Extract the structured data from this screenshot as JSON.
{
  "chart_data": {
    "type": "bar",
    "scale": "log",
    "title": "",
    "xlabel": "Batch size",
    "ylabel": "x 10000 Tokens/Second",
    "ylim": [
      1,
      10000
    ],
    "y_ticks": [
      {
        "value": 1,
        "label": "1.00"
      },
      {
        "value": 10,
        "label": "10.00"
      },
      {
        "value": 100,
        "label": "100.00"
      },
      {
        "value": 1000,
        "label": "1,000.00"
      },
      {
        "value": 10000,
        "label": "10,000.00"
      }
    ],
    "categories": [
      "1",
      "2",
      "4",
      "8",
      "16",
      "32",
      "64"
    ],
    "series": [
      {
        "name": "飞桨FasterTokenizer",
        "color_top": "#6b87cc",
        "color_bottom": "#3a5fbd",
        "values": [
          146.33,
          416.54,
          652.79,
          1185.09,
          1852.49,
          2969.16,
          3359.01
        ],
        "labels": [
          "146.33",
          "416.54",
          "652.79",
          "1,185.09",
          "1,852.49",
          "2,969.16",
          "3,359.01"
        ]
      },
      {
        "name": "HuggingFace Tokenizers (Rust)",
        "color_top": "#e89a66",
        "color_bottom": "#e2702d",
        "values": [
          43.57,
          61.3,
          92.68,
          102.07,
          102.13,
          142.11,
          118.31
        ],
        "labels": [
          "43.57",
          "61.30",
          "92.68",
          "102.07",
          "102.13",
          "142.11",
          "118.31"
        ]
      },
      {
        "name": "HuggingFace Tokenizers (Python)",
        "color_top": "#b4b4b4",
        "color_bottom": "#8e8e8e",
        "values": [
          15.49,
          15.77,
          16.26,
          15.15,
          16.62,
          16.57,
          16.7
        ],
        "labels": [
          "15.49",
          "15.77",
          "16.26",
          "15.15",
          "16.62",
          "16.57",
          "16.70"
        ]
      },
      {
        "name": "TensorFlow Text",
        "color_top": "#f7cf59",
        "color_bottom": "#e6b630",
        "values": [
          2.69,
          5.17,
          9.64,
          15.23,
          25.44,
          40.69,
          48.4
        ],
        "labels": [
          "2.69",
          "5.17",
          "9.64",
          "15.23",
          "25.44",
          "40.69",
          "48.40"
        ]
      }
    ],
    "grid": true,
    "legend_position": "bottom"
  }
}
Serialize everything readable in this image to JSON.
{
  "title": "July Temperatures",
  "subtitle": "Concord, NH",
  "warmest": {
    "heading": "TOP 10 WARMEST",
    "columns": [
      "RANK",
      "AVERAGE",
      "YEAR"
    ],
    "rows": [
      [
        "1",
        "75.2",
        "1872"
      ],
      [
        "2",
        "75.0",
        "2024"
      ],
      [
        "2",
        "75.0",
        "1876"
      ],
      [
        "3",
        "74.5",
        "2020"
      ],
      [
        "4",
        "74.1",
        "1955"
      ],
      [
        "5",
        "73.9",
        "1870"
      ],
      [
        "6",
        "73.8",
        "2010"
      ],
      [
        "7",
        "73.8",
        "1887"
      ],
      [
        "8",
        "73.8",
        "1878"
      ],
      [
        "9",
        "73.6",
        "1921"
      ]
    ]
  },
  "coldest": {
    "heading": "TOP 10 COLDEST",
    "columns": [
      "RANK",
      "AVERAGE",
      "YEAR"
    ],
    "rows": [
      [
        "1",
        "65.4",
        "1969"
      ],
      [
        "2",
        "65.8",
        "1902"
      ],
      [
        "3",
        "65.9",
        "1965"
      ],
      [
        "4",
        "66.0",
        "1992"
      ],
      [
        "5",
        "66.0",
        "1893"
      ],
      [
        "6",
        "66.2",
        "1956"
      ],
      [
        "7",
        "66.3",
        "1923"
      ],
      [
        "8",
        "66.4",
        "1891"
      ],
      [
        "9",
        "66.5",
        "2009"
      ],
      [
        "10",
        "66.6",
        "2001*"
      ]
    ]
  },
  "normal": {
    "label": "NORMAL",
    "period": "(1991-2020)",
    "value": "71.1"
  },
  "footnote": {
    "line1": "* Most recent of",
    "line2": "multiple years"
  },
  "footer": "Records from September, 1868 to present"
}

════════════════

▶ **Aim of the exercise**:
Pull out each line containing the word "name" and copy it.

▶ **Completed task**:
        "name": "飞桨FasterTokenizer",
        "name": "HuggingFace Tokenizers (Rust)",
        "name": "HuggingFace Tokenizers (Python)",
        "name": "TensorFlow Text",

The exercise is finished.